Source extract:
# # # #

Update README.md

cac3349 verified 2 months ago

4.24 kB

	---
	license: mit
	language:
	- en
	metrics:
	- accuracy
	base_model:
	- gpt-omni/mini-omni
	tags:
	- code
	---
	# ATP Tennis Match Analysis and Anomaly Detection

	This project focuses on analyzing ATP tennis match data using a deep learning model with joint embedding techniques. The objective is to detect anomalies in professional men's tennis tournament draws using advanced statistical and machine learning methods. The project employs PyTorch for building and training the neural network, Optuna for hyperparameter optimization, and DBSCAN for anomaly detection.

	## Table of Contents

	- [Overview](#overview)
	- [Features](#features)
	- [Setup](#setup)
	- [Usage](#usage)
	- [Model Architecture](#model-architecture)
	- [Hyperparameter Optimization](#hyperparameter-optimization)
	- [Anomaly Detection](#anomaly-detection)
	- [Results](#results)
	- [Contributing](#contributing)
	- [License](#license)

# # # #

Material shown:
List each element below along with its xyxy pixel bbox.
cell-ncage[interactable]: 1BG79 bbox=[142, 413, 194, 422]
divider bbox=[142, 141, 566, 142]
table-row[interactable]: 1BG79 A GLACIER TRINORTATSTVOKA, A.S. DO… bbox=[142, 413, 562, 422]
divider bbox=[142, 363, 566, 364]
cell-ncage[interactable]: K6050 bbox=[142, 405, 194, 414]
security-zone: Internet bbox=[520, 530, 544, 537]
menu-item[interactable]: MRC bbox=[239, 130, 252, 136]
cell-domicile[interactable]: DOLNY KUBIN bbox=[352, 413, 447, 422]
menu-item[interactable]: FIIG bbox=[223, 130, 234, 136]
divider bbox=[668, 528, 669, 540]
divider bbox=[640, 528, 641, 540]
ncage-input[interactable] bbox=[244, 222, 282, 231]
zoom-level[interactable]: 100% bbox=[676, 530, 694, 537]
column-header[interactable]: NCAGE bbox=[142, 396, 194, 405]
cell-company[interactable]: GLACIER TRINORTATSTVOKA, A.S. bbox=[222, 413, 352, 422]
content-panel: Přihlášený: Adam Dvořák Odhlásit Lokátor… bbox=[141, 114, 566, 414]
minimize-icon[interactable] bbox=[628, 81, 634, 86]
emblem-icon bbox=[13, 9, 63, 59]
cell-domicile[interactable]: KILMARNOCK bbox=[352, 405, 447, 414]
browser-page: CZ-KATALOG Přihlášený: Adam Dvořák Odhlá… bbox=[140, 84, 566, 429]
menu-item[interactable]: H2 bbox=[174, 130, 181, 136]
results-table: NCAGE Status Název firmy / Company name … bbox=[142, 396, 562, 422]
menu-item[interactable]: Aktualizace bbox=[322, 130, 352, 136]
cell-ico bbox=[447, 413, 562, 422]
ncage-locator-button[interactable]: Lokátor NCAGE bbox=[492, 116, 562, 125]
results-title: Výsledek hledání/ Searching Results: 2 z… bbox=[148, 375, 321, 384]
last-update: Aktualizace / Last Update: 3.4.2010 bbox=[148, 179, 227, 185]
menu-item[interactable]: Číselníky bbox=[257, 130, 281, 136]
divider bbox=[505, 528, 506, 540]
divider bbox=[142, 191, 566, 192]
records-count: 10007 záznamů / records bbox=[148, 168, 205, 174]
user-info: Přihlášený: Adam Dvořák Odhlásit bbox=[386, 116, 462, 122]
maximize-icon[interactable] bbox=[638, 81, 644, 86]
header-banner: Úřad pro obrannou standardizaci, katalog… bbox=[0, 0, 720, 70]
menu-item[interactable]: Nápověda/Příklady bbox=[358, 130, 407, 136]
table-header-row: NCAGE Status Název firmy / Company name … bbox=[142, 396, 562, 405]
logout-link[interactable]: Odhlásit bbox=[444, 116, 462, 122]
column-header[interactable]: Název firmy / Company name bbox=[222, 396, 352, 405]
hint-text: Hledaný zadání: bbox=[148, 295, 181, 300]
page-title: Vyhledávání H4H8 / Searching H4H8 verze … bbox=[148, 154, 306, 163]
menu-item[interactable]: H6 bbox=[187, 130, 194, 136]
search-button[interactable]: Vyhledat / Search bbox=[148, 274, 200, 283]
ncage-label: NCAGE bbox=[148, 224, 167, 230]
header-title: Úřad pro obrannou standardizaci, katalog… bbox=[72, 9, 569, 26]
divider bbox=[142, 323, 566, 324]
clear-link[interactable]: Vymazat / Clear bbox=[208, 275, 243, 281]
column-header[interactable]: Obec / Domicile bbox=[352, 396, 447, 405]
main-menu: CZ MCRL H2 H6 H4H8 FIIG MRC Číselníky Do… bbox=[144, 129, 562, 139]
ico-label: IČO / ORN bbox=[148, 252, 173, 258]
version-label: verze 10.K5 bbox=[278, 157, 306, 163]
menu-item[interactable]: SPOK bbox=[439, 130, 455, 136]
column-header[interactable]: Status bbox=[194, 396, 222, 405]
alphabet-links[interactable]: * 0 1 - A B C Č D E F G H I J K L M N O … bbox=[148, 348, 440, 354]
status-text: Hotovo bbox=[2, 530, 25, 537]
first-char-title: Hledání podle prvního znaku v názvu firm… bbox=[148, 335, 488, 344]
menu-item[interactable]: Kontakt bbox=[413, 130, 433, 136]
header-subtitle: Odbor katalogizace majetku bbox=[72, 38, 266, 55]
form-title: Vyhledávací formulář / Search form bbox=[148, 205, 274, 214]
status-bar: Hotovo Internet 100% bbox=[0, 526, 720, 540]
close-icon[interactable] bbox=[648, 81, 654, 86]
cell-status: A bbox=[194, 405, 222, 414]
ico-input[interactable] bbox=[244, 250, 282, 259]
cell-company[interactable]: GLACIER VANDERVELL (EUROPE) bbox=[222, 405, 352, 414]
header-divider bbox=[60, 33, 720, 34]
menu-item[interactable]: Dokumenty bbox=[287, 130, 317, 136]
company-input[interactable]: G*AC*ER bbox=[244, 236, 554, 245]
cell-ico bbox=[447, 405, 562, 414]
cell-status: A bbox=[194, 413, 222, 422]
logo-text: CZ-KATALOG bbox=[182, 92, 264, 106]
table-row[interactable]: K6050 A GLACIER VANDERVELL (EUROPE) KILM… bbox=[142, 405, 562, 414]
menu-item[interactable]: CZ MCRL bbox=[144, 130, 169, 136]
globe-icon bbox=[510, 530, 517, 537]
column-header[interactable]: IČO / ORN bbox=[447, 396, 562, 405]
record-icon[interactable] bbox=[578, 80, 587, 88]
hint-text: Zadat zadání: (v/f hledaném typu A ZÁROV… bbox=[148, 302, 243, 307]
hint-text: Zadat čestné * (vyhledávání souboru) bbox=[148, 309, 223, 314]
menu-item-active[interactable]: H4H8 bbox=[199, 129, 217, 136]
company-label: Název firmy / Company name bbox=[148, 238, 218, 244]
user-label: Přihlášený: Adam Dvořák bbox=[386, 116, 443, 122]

# # # #

What needs to be done: In the tennis match analysis README, why does the project use PyTorch, Optuna and DBSCAN? Answer in one to three sentences.

Response area: The project uses PyTorch to build and train the neural network and Optuna to optimize its hyperparameters. It uses DBSCAN to detect anomalies in the draws of professional men's tennis tournaments.